Request —
You are to retype all of the data exactly as it appears.

Exercise inputs —

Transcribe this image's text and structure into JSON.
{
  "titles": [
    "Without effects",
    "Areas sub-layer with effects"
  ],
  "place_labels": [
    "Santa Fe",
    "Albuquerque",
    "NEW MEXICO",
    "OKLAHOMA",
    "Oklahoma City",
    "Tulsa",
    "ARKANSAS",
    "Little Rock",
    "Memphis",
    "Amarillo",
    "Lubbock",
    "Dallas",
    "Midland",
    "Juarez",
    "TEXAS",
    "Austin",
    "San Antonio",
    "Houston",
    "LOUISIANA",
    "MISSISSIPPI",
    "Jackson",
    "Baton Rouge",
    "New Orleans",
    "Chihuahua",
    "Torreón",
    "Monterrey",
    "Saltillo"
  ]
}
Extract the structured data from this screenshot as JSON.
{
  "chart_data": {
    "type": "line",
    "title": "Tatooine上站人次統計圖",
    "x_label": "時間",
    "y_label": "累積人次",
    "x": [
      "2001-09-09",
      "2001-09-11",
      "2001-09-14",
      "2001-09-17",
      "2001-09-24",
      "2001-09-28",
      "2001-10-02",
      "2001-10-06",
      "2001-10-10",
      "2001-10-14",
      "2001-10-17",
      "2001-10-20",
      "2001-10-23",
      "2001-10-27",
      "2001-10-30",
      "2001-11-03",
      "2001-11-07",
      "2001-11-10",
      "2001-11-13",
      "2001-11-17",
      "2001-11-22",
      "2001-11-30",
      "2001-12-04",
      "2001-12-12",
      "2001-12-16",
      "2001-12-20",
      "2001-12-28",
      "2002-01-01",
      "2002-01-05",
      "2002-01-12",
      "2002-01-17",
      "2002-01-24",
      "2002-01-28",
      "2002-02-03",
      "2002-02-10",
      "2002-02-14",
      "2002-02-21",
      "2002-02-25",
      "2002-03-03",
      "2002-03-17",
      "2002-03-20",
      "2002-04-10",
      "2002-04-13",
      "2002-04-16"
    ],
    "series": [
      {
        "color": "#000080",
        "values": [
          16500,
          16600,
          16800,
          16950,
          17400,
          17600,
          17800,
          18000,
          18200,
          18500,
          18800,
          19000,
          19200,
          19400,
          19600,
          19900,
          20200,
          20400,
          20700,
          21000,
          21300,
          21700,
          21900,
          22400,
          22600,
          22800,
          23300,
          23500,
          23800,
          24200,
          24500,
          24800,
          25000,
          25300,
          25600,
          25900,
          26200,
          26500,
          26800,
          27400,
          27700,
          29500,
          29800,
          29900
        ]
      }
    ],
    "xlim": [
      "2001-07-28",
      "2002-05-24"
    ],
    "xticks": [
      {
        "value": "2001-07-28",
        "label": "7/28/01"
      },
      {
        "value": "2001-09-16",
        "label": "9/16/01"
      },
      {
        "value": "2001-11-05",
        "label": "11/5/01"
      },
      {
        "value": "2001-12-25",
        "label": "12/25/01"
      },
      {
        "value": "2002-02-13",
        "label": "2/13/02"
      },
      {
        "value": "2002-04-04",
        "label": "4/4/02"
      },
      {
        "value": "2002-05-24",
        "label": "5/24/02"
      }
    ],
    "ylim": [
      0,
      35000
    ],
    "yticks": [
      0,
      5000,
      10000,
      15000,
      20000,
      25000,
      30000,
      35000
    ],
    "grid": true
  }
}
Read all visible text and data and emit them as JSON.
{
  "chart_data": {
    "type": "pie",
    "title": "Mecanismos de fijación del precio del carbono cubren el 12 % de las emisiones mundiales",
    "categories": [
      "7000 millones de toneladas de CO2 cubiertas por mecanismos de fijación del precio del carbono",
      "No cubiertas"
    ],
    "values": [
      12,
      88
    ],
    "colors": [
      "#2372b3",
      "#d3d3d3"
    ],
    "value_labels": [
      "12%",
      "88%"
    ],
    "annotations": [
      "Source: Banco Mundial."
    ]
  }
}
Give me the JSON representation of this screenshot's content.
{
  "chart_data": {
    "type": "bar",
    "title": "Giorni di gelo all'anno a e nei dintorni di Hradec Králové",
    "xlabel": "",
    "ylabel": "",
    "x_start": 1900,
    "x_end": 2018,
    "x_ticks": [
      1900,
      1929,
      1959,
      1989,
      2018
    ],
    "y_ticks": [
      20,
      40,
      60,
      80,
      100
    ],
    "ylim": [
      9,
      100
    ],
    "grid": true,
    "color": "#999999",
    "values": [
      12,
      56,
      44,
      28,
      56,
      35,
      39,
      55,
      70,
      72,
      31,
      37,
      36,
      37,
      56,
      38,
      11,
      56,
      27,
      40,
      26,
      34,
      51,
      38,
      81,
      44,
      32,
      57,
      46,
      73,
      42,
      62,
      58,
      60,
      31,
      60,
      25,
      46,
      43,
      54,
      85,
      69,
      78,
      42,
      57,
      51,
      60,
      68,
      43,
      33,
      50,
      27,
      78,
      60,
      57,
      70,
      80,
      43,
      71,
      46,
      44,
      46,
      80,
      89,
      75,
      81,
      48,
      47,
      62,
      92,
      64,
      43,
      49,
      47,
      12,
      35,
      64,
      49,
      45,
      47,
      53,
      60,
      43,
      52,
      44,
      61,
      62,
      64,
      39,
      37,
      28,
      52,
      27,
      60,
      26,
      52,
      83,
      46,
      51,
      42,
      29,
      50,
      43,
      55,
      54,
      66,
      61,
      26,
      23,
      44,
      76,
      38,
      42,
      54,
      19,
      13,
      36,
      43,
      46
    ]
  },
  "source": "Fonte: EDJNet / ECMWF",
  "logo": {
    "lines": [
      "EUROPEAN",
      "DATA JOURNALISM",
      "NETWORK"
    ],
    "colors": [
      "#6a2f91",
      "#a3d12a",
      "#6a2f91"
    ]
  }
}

Response to this task —
Transcribe this image's text and structure into JSON.
{
  "titles": [
    "Without effects",
    "Areas sub-layer with effects"
  ],
  "place_labels": [
    "Santa Fe",
    "Albuquerque",
    "NEW MEXICO",
    "OKLAHOMA",
    "Oklahoma City",
    "Tulsa",
    "ARKANSAS",
    "Little Rock",
    "Memphis",
    "Amarillo",
    "Lubbock",
    "Dallas",
    "Midland",
    "Juarez",
    "TEXAS",
    "Austin",
    "San Antonio",
    "Houston",
    "LOUISIANA",
    "MISSISSIPPI",
    "Jackson",
    "Baton Rouge",
    "New Orleans",
    "Chihuahua",
    "Torreón",
    "Monterrey",
    "Saltillo"
  ]
}
Extract the structured data from this screenshot as JSON.
{
  "chart_data": {
    "type": "line",
    "title": "Tatooine上站人次統計圖",
    "x_label": "時間",
    "y_label": "累積人次",
    "x": [
      "2001-09-09",
      "2001-09-11",
      "2001-09-14",
      "2001-09-17",
      "2001-09-24",
      "2001-09-28",
      "2001-10-02",
      "2001-10-06",
      "2001-10-10",
      "2001-10-14",
      "2001-10-17",
      "2001-10-20",
      "2001-10-23",
      "2001-10-27",
      "2001-10-30",
      "2001-11-03",
      "2001-11-07",
      "2001-11-10",
      "2001-11-13",
      "2001-11-17",
      "2001-11-22",
      "2001-11-30",
      "2001-12-04",
      "2001-12-12",
      "2001-12-16",
      "2001-12-20",
      "2001-12-28",
      "2002-01-01",
      "2002-01-05",
      "2002-01-12",
      "2002-01-17",
      "2002-01-24",
      "2002-01-28",
      "2002-02-03",
      "2002-02-10",
      "2002-02-14",
      "2002-02-21",
      "2002-02-25",
      "2002-03-03",
      "2002-03-17",
      "2002-03-20",
      "2002-04-10",
      "2002-04-13",
      "2002-04-16"
    ],
    "series": [
      {
        "color": "#000080",
        "values": [
          16500,
          16600,
          16800,
          16950,
          17400,
          17600,
          17800,
          18000,
          18200,
          18500,
          18800,
          19000,
          19200,
          19400,
          19600,
          19900,
          20200,
          20400,
          20700,
          21000,
          21300,
          21700,
          21900,
          22400,
          22600,
          22800,
          23300,
          23500,
          23800,
          24200,
          24500,
          24800,
          25000,
          25300,
          25600,
          25900,
          26200,
          26500,
          26800,
          27400,
          27700,
          29500,
          29800,
          29900
        ]
      }
    ],
    "xlim": [
      "2001-07-28",
      "2002-05-24"
    ],
    "xticks": [
      {
        "value": "2001-07-28",
        "label": "7/28/01"
      },
      {
        "value": "2001-09-16",
        "label": "9/16/01"
      },
      {
        "value": "2001-11-05",
        "label": "11/5/01"
      },
      {
        "value": "2001-12-25",
        "label": "12/25/01"
      },
      {
        "value": "2002-02-13",
        "label": "2/13/02"
      },
      {
        "value": "2002-04-04",
        "label": "4/4/02"
      },
      {
        "value": "2002-05-24",
        "label": "5/24/02"
      }
    ],
    "ylim": [
      0,
      35000
    ],
    "yticks": [
      0,
      5000,
      10000,
      15000,
      20000,
      25000,
      30000,
      35000
    ],
    "grid": true
  }
}
Read all visible text and data and emit them as JSON.
{
  "chart_data": {
    "type": "pie",
    "title": "Mecanismos de fijación del precio del carbono cubren el 12 % de las emisiones mundiales",
    "categories": [
      "7000 millones de toneladas de CO2 cubiertas por mecanismos de fijación del precio del carbono",
      "No cubiertas"
    ],
    "values": [
      12,
      88
    ],
    "colors": [
      "#2372b3",
      "#d3d3d3"
    ],
    "value_labels": [
      "12%",
      "88%"
    ],
    "annotations": [
      "Source: Banco Mundial."
    ]
  }
}
Give me the JSON representation of this screenshot's content.
{
  "chart_data": {
    "type": "bar",
    "title": "Giorni di gelo all'anno a e nei dintorni di Hradec Králové",
    "xlabel": "",
    "ylabel": "",
    "x_start": 1900,
    "x_end": 2018,
    "x_ticks": [
      1900,
      1929,
      1959,
      1989,
      2018
    ],
    "y_ticks": [
      20,
      40,
      60,
      80,
      100
    ],
    "ylim": [
      9,
      100
    ],
    "grid": true,
    "color": "#999999",
    "values": [
      12,
      56,
      44,
      28,
      56,
      35,
      39,
      55,
      70,
      72,
      31,
      37,
      36,
      37,
      56,
      38,
      11,
      56,
      27,
      40,
      26,
      34,
      51,
      38,
      81,
      44,
      32,
      57,
      46,
      73,
      42,
      62,
      58,
      60,
      31,
      60,
      25,
      46,
      43,
      54,
      85,
      69,
      78,
      42,
      57,
      51,
      60,
      68,
      43,
      33,
      50,
      27,
      78,
      60,
      57,
      70,
      80,
      43,
      71,
      46,
      44,
      46,
      80,
      89,
      75,
      81,
      48,
      47,
      62,
      92,
      64,
      43,
      49,
      47,
      12,
      35,
      64,
      49,
      45,
      47,
      53,
      60,
      43,
      52,
      44,
      61,
      62,
      64,
      39,
      37,
      28,
      52,
      27,
      60,
      26,
      52,
      83,
      46,
      51,
      42,
      29,
      50,
      43,
      55,
      54,
      66,
      61,
      26,
      23,
      44,
      76,
      38,
      42,
      54,
      19,
      13,
      36,
      43,
      46
    ]
  },
  "source": "Fonte: EDJNet / ECMWF",
  "logo": {
    "lines": [
      "EUROPEAN",
      "DATA JOURNALISM",
      "NETWORK"
    ],
    "colors": [
      "#6a2f91",
      "#a3d12a",
      "#6a2f91"
    ]
  }
}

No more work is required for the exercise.